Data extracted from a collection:
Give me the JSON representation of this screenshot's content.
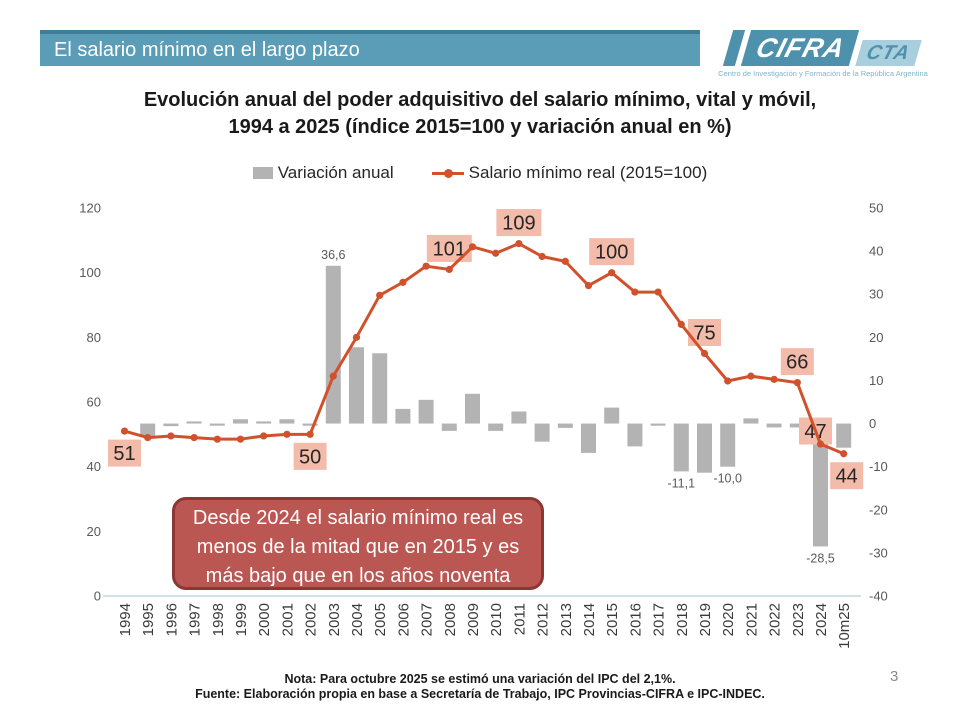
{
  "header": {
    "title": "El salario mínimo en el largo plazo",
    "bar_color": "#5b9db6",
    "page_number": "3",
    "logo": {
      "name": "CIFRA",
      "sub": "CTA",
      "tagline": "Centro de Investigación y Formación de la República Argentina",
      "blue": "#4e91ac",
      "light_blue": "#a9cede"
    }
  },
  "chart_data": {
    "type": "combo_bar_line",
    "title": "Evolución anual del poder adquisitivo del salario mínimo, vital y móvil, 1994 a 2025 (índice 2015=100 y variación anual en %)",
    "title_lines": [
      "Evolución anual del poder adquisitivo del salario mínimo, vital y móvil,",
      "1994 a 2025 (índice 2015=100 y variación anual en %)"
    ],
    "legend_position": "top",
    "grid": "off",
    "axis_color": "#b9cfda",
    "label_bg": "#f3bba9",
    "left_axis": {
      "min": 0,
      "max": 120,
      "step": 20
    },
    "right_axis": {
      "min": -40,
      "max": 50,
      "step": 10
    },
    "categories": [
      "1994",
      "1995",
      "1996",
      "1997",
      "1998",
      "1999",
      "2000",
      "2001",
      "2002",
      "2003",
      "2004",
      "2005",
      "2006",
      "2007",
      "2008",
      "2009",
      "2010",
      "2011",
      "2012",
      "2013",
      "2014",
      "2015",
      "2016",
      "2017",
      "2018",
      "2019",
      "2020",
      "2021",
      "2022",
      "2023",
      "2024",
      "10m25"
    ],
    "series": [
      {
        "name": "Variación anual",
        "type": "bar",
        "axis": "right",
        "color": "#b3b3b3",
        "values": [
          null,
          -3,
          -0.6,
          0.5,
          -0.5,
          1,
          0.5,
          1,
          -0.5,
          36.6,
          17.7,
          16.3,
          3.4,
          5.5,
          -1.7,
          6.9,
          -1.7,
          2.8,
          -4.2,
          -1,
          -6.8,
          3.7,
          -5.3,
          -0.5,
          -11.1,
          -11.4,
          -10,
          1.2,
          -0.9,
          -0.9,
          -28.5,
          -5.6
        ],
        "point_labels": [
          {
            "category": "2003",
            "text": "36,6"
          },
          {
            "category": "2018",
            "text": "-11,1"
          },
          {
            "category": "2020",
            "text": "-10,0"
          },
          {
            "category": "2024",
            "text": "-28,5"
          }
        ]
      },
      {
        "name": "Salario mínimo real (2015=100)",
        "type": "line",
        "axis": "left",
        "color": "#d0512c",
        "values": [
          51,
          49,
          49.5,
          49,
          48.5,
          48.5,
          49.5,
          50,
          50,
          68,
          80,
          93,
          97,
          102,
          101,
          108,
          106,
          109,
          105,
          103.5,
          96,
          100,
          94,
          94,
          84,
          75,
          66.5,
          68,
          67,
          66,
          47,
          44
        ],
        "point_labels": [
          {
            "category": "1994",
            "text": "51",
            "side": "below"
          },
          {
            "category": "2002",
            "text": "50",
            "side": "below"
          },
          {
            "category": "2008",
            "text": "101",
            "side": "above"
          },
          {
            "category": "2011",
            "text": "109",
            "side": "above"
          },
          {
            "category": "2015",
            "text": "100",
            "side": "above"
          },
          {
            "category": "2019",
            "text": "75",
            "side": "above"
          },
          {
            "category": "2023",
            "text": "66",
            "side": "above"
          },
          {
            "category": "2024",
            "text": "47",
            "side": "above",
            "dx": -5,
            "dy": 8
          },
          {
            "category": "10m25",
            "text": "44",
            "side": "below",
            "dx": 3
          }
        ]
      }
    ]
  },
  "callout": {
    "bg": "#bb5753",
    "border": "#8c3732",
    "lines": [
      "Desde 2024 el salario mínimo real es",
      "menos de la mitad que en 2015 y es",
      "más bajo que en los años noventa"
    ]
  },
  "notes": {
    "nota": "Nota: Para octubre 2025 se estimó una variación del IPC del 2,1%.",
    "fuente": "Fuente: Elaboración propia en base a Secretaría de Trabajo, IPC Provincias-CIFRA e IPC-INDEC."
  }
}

### Instructions to follow
Determine the number of lines in the records that include the string "CIFRA", and respond with that number only.

### The result
2